◆ STATED EXERCISE
Count the lines below that include the word "unraveldata" and write that number alone.

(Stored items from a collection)
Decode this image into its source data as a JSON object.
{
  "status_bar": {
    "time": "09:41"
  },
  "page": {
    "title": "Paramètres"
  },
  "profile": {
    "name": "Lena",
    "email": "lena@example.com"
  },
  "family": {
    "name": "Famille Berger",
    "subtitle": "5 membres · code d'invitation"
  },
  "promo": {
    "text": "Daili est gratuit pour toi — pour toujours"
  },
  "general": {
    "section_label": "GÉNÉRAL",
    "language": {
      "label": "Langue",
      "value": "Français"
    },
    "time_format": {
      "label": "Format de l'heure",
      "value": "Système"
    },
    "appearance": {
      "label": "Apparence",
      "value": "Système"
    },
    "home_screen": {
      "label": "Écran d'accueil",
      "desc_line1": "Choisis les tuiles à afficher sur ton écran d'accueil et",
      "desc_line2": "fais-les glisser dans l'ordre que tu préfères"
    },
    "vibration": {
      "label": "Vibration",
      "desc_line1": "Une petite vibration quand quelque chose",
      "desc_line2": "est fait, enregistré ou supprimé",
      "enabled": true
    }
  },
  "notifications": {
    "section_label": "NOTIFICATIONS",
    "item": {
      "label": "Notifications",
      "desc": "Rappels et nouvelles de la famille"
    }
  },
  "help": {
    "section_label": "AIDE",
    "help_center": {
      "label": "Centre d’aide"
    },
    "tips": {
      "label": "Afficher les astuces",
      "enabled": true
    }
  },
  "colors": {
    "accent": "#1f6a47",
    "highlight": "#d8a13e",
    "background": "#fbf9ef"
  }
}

==

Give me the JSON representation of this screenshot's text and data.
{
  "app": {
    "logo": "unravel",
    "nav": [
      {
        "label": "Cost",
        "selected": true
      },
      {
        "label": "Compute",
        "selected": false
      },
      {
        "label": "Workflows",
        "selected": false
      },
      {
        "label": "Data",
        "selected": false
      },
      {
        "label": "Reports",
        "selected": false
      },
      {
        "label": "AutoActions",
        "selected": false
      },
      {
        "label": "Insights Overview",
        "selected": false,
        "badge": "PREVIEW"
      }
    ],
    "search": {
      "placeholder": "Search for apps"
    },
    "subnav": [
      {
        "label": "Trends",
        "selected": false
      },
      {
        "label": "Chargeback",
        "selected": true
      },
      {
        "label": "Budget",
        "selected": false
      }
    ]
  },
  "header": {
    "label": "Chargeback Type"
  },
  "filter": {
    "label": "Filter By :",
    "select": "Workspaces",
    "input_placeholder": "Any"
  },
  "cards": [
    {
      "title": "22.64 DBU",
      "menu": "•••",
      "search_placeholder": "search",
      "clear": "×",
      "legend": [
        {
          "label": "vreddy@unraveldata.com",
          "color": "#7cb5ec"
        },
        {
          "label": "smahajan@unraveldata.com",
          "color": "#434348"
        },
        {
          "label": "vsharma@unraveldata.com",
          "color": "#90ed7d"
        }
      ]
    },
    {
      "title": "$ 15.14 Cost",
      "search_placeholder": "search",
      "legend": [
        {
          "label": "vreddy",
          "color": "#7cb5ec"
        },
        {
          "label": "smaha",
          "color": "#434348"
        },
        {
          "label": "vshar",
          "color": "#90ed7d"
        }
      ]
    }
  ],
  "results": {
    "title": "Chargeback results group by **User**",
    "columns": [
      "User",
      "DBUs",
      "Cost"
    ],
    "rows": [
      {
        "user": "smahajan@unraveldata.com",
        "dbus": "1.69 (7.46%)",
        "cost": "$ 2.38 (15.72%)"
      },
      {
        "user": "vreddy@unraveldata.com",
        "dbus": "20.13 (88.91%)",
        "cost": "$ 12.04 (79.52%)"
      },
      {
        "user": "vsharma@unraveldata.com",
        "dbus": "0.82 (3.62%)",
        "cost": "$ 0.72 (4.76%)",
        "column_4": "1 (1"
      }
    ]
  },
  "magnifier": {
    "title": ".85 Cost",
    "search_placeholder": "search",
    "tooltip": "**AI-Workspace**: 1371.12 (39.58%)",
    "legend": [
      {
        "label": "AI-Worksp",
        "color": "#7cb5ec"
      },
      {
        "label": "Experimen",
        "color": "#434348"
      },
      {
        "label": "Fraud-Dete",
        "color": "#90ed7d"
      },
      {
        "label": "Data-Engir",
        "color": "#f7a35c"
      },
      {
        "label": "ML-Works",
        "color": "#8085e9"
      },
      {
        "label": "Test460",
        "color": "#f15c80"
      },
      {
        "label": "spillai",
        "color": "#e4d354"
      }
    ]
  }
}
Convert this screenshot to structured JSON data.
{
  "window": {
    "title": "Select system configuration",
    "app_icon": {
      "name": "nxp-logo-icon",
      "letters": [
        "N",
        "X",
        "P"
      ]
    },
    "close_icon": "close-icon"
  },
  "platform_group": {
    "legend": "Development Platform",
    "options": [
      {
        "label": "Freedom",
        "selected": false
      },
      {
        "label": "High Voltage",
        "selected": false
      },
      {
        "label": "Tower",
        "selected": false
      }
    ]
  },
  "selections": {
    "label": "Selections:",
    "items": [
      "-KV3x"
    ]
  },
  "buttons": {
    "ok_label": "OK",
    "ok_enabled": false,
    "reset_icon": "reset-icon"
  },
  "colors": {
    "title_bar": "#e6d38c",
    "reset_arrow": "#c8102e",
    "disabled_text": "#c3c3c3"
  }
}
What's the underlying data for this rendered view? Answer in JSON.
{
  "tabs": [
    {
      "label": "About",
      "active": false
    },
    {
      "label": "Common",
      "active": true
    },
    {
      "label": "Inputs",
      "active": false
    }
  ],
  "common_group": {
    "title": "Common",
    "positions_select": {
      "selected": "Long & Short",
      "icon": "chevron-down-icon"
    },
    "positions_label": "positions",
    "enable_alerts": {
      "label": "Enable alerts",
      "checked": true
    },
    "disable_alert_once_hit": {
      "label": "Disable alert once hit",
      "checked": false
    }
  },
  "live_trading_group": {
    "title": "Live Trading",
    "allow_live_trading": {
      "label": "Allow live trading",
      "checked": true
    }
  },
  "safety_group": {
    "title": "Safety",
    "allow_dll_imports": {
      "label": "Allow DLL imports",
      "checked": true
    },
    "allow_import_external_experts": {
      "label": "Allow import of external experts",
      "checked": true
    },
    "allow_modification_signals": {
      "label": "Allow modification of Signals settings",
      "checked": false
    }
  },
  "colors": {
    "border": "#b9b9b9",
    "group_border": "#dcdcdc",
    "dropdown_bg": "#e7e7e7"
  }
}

◆ THE RESPONSE
6